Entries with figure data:
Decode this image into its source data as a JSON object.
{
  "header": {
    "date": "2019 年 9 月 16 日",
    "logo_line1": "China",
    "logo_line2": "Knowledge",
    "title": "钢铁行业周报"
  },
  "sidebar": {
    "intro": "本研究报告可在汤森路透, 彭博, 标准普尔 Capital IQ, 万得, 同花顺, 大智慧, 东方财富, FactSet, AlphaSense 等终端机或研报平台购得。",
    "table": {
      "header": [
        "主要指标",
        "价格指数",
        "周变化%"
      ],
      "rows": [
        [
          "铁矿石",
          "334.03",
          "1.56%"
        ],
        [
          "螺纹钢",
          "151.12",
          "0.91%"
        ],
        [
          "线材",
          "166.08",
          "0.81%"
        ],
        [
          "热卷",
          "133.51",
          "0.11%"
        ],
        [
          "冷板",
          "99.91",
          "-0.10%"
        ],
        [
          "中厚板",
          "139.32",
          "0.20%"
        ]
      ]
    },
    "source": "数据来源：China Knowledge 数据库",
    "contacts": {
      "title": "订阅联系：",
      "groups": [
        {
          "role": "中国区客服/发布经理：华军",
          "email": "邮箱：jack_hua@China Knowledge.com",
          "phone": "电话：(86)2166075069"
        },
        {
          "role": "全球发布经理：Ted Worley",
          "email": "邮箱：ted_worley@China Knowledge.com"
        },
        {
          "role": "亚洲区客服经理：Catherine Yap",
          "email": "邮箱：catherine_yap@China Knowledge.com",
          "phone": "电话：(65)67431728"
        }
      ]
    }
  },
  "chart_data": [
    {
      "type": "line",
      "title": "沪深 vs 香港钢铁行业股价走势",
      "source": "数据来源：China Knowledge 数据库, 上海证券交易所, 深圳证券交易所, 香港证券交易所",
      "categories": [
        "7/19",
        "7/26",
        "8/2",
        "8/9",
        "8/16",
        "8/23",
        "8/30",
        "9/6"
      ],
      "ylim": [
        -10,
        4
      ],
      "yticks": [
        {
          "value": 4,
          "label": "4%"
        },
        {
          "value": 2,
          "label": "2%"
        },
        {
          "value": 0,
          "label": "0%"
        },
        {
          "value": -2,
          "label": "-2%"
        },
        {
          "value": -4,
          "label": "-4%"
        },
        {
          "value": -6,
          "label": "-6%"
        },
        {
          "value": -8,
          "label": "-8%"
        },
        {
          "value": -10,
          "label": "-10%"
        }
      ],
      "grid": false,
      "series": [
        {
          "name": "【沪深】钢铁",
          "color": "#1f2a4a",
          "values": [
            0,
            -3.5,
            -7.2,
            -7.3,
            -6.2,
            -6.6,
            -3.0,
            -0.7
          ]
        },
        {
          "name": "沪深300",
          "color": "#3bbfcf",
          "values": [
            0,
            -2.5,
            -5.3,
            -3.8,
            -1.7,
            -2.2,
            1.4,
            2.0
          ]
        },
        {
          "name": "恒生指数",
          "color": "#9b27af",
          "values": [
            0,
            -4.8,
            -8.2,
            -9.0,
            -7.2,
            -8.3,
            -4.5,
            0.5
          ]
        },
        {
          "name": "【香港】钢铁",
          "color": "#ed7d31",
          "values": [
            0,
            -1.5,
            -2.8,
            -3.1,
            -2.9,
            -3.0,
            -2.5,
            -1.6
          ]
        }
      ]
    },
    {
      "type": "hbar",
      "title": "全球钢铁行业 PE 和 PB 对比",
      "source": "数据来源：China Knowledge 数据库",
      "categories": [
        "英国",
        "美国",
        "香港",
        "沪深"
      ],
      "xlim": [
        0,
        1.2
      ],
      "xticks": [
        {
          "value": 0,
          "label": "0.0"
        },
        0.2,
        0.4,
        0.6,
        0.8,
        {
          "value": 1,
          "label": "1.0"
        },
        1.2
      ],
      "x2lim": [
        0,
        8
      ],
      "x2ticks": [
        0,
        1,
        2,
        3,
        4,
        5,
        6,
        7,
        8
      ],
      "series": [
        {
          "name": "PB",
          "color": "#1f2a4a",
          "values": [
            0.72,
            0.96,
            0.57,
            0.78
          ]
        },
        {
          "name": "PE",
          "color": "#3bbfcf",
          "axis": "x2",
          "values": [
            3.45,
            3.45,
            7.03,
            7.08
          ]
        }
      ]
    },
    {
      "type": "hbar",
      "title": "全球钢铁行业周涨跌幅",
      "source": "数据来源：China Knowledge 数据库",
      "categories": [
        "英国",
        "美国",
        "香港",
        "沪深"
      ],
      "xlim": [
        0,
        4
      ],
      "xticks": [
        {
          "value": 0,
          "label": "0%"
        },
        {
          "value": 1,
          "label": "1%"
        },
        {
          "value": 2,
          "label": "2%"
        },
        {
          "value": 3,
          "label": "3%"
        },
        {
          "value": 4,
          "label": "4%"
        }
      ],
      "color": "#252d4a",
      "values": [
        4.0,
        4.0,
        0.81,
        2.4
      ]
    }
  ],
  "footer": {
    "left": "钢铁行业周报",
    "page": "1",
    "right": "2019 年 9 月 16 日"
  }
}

WHAT THIS TASK INVOLVES — Copy out every line from the material above in which the word "title" appears.

REPLY —
    "title": "钢铁行业周报"
      "title": "订阅联系：",
      "title": "沪深 vs 香港钢铁行业股价走势",
      "title": "全球钢铁行业 PE 和 PB 对比",
      "title": "全球钢铁行业周涨跌幅",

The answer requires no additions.